→ TASK DETAILS: Please print every record below exactly as it appears.

→ Stored dataset items:
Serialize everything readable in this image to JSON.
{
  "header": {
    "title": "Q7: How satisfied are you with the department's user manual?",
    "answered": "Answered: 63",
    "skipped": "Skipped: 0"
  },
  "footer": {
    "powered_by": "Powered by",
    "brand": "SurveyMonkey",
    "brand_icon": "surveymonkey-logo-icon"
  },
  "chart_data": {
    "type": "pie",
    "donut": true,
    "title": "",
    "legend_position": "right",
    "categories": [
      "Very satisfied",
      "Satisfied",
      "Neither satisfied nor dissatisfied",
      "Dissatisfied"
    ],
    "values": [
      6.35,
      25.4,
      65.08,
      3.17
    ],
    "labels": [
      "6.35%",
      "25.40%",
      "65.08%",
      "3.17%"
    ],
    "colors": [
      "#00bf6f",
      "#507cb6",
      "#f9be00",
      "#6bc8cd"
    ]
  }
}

→ ANSWER TO THE PROBLEM:
Serialize everything readable in this image to JSON.
{
  "header": {
    "title": "Q7: How satisfied are you with the department's user manual?",
    "answered": "Answered: 63",
    "skipped": "Skipped: 0"
  },
  "footer": {
    "powered_by": "Powered by",
    "brand": "SurveyMonkey",
    "brand_icon": "surveymonkey-logo-icon"
  },
  "chart_data": {
    "type": "pie",
    "donut": true,
    "title": "",
    "legend_position": "right",
    "categories": [
      "Very satisfied",
      "Satisfied",
      "Neither satisfied nor dissatisfied",
      "Dissatisfied"
    ],
    "values": [
      6.35,
      25.4,
      65.08,
      3.17
    ],
    "labels": [
      "6.35%",
      "25.40%",
      "65.08%",
      "3.17%"
    ],
    "colors": [
      "#00bf6f",
      "#507cb6",
      "#f9be00",
      "#6bc8cd"
    ]
  }
}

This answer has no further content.